### WHAT YOU ARE ASKED TO DO
Locate every line below that contains the word "image" and copy it.

### GIVEN INFORMATION

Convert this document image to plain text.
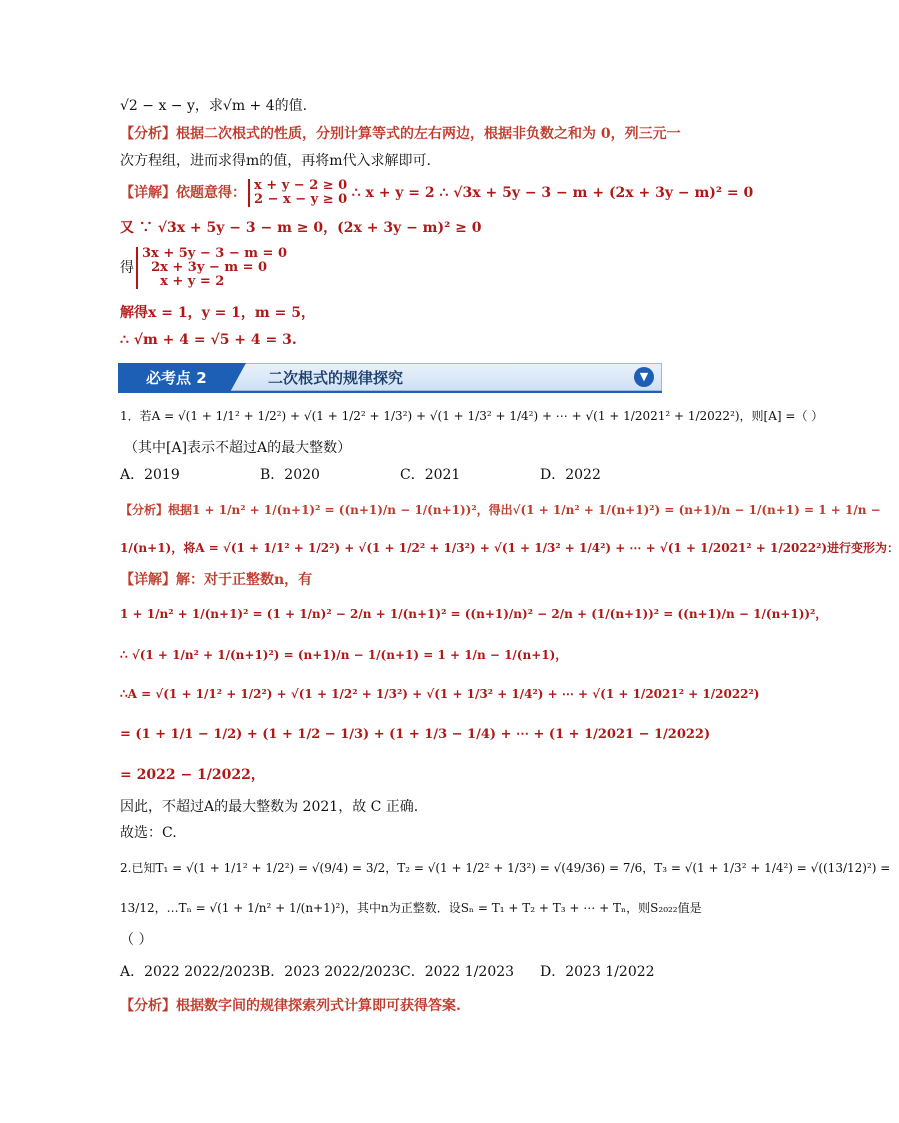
√2 − x − y，求√m + 4的值.
【分析】根据二次根式的性质，分别计算等式的左右两边，根据非负数之和为 0，列三元一
次方程组，进而求得m的值，再将m代入求解即可.
【详解】依题意得： x + y − 2 ≥ 0
2 − x − y ≥ 0 ∴ x + y = 2 ∴ √3x + 5y − 3 − m + (2x + 3y − m)² = 0
又 ∵ √3x + 5y − 3 − m ≥ 0，(2x + 3y − m)² ≥ 0
得3x + 5y − 3 − m = 0
2x + 3y − m = 0
x + y = 2
解得x = 1，y = 1，m = 5，
∴ √m + 4 = √5 + 4 = 3.
必考点 2	二次根式的规律探究	▼
1．若A = √(1 + 1/1² + 1/2²) + √(1 + 1/2² + 1/3²) + √(1 + 1/3² + 1/4²) + ⋯ + √(1 + 1/2021² + 1/2022²)，则[A] =（ ）
（其中[A]表示不超过A的最大整数）
A．2019	B．2020	C．2021	D．2022
【分析】根据1 + 1/n² + 1/(n+1)² = ((n+1)/n − 1/(n+1))²，得出√(1 + 1/n² + 1/(n+1)²) = (n+1)/n − 1/(n+1) = 1 + 1/n −
1/(n+1)，将A = √(1 + 1/1² + 1/2²) + √(1 + 1/2² + 1/3²) + √(1 + 1/3² + 1/4²) + ⋯ + √(1 + 1/2021² + 1/2022²)进行变形为：
【详解】解：对于正整数n，有
1 + 1/n² + 1/(n+1)² = (1 + 1/n)² − 2/n + 1/(n+1)² = ((n+1)/n)² − 2/n + (1/(n+1))² = ((n+1)/n − 1/(n+1))²，
∴ √(1 + 1/n² + 1/(n+1)²) = (n+1)/n − 1/(n+1) = 1 + 1/n − 1/(n+1)，
∴A = √(1 + 1/1² + 1/2²) + √(1 + 1/2² + 1/3²) + √(1 + 1/3² + 1/4²) + ⋯ + √(1 + 1/2021² + 1/2022²)
= (1 + 1/1 − 1/2) + (1 + 1/2 − 1/3) + (1 + 1/3 − 1/4) + ⋯ + (1 + 1/2021 − 1/2022)
= 2022 − 1/2022，
因此，不超过A的最大整数为 2021，故 C 正确.
故选：C.
2.已知T₁ = √(1 + 1/1² + 1/2²) = √(9/4) = 3/2，T₂ = √(1 + 1/2² + 1/3²) = √(49/36) = 7/6，T₃ = √(1 + 1/3² + 1/4²) = √((13/12)²) =
13/12，…Tₙ = √(1 + 1/n² + 1/(n+1)²)，其中n为正整数．设Sₙ = T₁ + T₂ + T₃ + ⋯ + Tₙ，则S₂₀₂₂值是
（ ）
A．2022 2022/2023B．2023 2022/2023C．2022 1/2023 D．2023 1/2022
【分析】根据数字间的规律探索列式计算即可获得答案.
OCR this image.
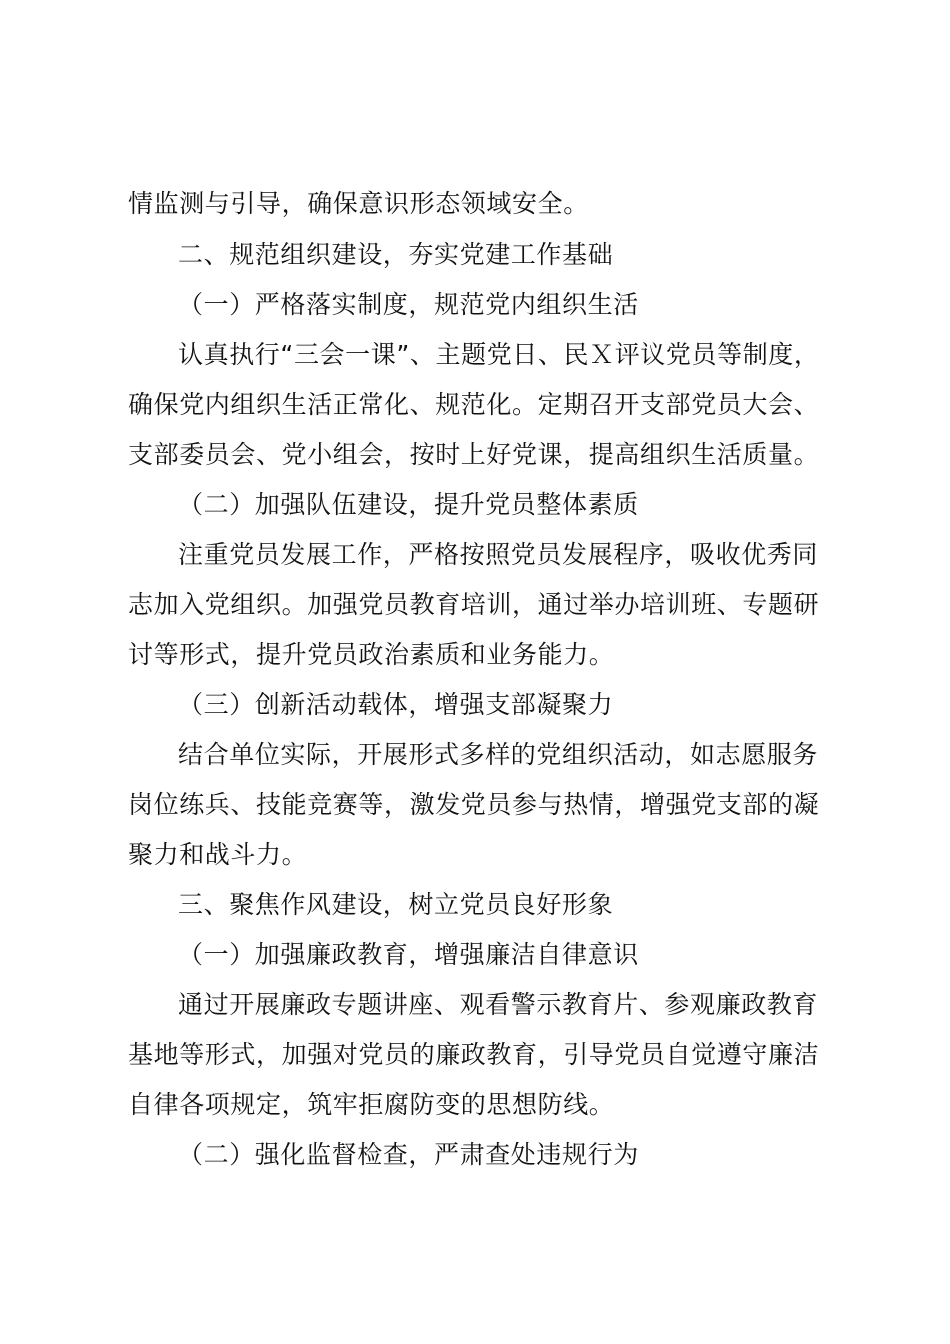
情监测与引导，确保意识形态领域安全。
二、规范组织建设，夯实党建工作基础
（一）严格落实制度，规范党内组织生活
认真执行“三会一课”、主题党日、民Ｘ评议党员等制度，
确保党内组织生活正常化、规范化。定期召开支部党员大会、
支部委员会、党小组会，按时上好党课，提高组织生活质量。
（二）加强队伍建设，提升党员整体素质
注重党员发展工作，严格按照党员发展程序，吸收优秀同
志加入党组织。加强党员教育培训，通过举办培训班、专题研
讨等形式，提升党员政治素质和业务能力。
（三）创新活动载体，增强支部凝聚力
结合单位实际，开展形式多样的党组织活动，如志愿服务
岗位练兵、技能竞赛等，激发党员参与热情，增强党支部的凝
聚力和战斗力。
三、聚焦作风建设，树立党员良好形象
（一）加强廉政教育，增强廉洁自律意识
通过开展廉政专题讲座、观看警示教育片、参观廉政教育
基地等形式，加强对党员的廉政教育，引导党员自觉遵守廉洁
自律各项规定，筑牢拒腐防变的思想防线。
（二）强化监督检查，严肃查处违规行为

### REPLY TO THE TASK
Convert this document image to plain text.
OCR this image.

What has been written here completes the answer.